■ Problem to solve: Say only how many lines contain the word "good".

■ Provided material:
————————

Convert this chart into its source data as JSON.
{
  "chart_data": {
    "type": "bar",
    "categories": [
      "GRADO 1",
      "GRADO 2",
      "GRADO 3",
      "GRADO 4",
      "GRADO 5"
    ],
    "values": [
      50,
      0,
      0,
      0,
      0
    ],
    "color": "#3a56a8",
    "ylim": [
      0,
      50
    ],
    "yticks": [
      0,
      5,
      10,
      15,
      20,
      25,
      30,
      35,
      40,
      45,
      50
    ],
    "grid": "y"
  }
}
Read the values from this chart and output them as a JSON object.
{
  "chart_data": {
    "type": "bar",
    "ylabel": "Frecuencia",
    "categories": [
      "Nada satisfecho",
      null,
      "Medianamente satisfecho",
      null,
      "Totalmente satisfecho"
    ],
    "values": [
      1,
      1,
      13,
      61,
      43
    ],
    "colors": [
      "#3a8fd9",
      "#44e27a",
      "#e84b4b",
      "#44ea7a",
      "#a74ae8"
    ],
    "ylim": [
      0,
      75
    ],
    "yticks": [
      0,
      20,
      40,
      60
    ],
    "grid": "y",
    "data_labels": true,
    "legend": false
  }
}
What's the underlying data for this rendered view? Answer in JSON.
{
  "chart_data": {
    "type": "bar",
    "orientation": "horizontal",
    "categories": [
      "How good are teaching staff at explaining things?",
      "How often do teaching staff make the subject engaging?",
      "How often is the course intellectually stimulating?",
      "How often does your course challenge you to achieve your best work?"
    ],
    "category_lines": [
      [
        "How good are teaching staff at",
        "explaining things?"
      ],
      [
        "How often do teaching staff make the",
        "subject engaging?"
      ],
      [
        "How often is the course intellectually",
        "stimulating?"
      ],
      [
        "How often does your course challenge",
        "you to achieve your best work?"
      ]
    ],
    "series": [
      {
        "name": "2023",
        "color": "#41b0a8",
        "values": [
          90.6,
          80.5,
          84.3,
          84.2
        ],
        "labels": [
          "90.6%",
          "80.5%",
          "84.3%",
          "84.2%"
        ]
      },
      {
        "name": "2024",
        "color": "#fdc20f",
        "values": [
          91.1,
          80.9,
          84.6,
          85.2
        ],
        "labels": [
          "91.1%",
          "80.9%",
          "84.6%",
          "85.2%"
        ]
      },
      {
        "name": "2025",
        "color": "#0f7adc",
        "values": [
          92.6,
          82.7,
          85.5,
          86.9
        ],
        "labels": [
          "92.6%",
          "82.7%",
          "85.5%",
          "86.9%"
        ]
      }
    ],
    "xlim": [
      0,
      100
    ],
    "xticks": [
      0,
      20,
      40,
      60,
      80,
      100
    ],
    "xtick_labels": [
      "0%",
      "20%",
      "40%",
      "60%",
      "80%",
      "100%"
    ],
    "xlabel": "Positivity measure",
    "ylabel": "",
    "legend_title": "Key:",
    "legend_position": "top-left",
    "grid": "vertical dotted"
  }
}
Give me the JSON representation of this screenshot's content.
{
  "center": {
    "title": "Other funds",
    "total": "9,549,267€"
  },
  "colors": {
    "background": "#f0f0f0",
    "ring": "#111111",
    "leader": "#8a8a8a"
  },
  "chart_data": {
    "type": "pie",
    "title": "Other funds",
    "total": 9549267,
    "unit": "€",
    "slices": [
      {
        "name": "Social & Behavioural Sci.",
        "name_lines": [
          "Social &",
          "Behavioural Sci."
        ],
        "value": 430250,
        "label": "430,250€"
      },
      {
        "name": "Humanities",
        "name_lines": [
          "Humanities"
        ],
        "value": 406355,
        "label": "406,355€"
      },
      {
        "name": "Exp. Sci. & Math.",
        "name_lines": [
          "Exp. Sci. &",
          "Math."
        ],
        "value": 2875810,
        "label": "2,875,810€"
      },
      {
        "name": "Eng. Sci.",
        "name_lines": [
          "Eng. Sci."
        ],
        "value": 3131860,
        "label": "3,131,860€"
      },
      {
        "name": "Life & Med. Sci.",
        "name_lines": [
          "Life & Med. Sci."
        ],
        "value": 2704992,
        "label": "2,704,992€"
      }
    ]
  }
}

————————

■ Result of the exercise: 2